Start RAW RECORDS
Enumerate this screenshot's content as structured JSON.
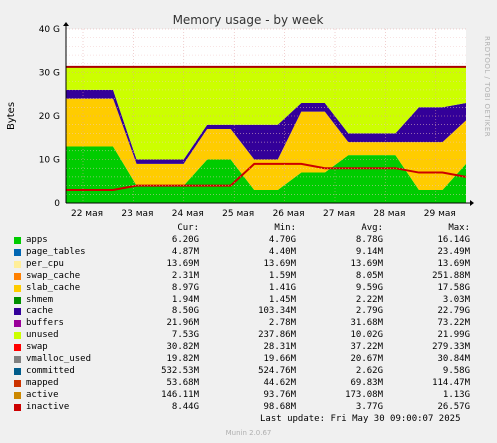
{
  "chart_data": {
    "type": "area",
    "title": "Memory usage - by week",
    "ylabel": "Bytes",
    "side_label": "RRDTOOL / TOBI OETIKER",
    "ylim": [
      0,
      40
    ],
    "yticks": [
      "0",
      "10 G",
      "20 G",
      "30 G",
      "40 G"
    ],
    "xticks": [
      "22 мая",
      "23 мая",
      "24 мая",
      "25 мая",
      "26 мая",
      "27 мая",
      "28 мая",
      "29 мая"
    ],
    "grid": true,
    "total_line": 31.3,
    "stack": [
      {
        "name": "apps",
        "color": "#00cc00",
        "values": [
          13,
          13,
          13,
          4,
          4,
          4,
          10,
          10,
          3,
          3,
          7,
          7,
          11,
          11,
          11,
          3,
          3,
          9
        ]
      },
      {
        "name": "slab_cache",
        "color": "#ffcc00",
        "values": [
          11,
          11,
          11,
          5,
          5,
          5,
          7,
          7,
          7,
          7,
          14,
          14,
          3,
          3,
          3,
          11,
          11,
          10
        ]
      },
      {
        "name": "cache",
        "color": "#330099",
        "values": [
          2,
          2,
          2,
          1,
          1,
          1,
          1,
          1,
          8,
          8,
          2,
          2,
          2,
          2,
          2,
          8,
          8,
          4
        ]
      },
      {
        "name": "unused",
        "color": "#ccff00",
        "values": [
          5.3,
          5.3,
          5.3,
          21.3,
          21.3,
          21.3,
          13.3,
          13.3,
          13.3,
          13.3,
          8.3,
          8.3,
          15.3,
          15.3,
          15.3,
          9.3,
          9.3,
          8.3
        ]
      },
      {
        "name": "swap_line",
        "color": "#cc0000",
        "values": [
          3,
          3,
          3,
          4,
          4,
          4,
          4,
          4,
          9,
          9,
          9,
          8,
          8,
          8,
          8,
          7,
          7,
          6
        ]
      }
    ],
    "legend_header": [
      "Cur:",
      "Min:",
      "Avg:",
      "Max:"
    ],
    "legend": [
      {
        "name": "apps",
        "color": "#00cc00",
        "cur": "6.20G",
        "min": "4.70G",
        "avg": "8.78G",
        "max": "16.14G"
      },
      {
        "name": "page_tables",
        "color": "#0066b3",
        "cur": "4.87M",
        "min": "4.40M",
        "avg": "9.14M",
        "max": "23.49M"
      },
      {
        "name": "per_cpu",
        "color": "#ffee99",
        "cur": "13.69M",
        "min": "13.69M",
        "avg": "13.69M",
        "max": "13.69M"
      },
      {
        "name": "swap_cache",
        "color": "#ff8000",
        "cur": "2.31M",
        "min": "1.59M",
        "avg": "8.05M",
        "max": "251.88M"
      },
      {
        "name": "slab_cache",
        "color": "#ffcc00",
        "cur": "8.97G",
        "min": "1.41G",
        "avg": "9.59G",
        "max": "17.58G"
      },
      {
        "name": "shmem",
        "color": "#008f00",
        "cur": "1.94M",
        "min": "1.45M",
        "avg": "2.22M",
        "max": "3.03M"
      },
      {
        "name": "cache",
        "color": "#330099",
        "cur": "8.50G",
        "min": "103.34M",
        "avg": "2.79G",
        "max": "22.79G"
      },
      {
        "name": "buffers",
        "color": "#990099",
        "cur": "21.96M",
        "min": "2.78M",
        "avg": "31.68M",
        "max": "73.22M"
      },
      {
        "name": "unused",
        "color": "#ccff00",
        "cur": "7.53G",
        "min": "237.86M",
        "avg": "10.02G",
        "max": "21.99G"
      },
      {
        "name": "swap",
        "color": "#ff0000",
        "cur": "30.82M",
        "min": "28.31M",
        "avg": "37.22M",
        "max": "279.33M"
      },
      {
        "name": "vmalloc_used",
        "color": "#808080",
        "cur": "19.82M",
        "min": "19.66M",
        "avg": "20.67M",
        "max": "30.84M"
      },
      {
        "name": "committed",
        "color": "#005c8a",
        "cur": "532.53M",
        "min": "524.76M",
        "avg": "2.62G",
        "max": "9.58G"
      },
      {
        "name": "mapped",
        "color": "#cc3300",
        "cur": "53.68M",
        "min": "44.62M",
        "avg": "69.83M",
        "max": "114.47M"
      },
      {
        "name": "active",
        "color": "#cc8800",
        "cur": "146.11M",
        "min": "93.76M",
        "avg": "173.08M",
        "max": "1.13G"
      },
      {
        "name": "inactive",
        "color": "#cc0000",
        "cur": "8.44G",
        "min": "98.68M",
        "avg": "3.77G",
        "max": "26.57G"
      }
    ],
    "last_update": "Last update:  Fri May 30 09:00:07 2025",
    "version": "Munin 2.0.67"
  }
}
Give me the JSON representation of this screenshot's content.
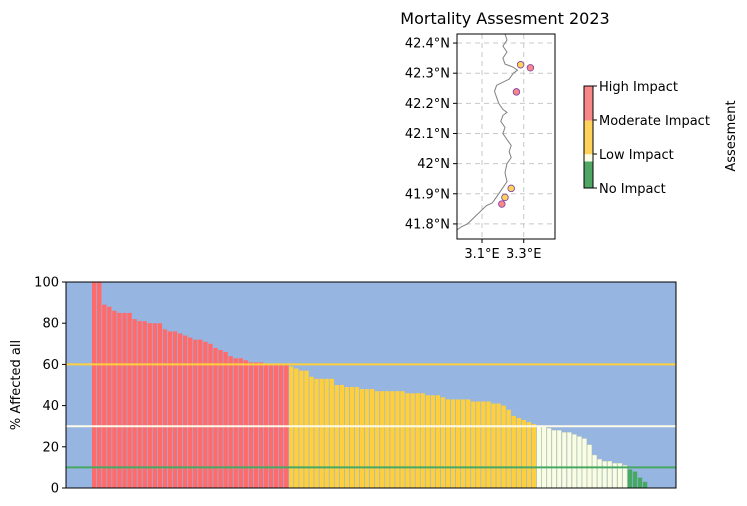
End RAW RECORDS
[WHAT IS NEEDED]
All lines above containing the string "JSON" are to be collected.

[RESPONSE]
Enumerate this screenshot's content as structured JSON.
Give me the JSON representation of this screenshot's content.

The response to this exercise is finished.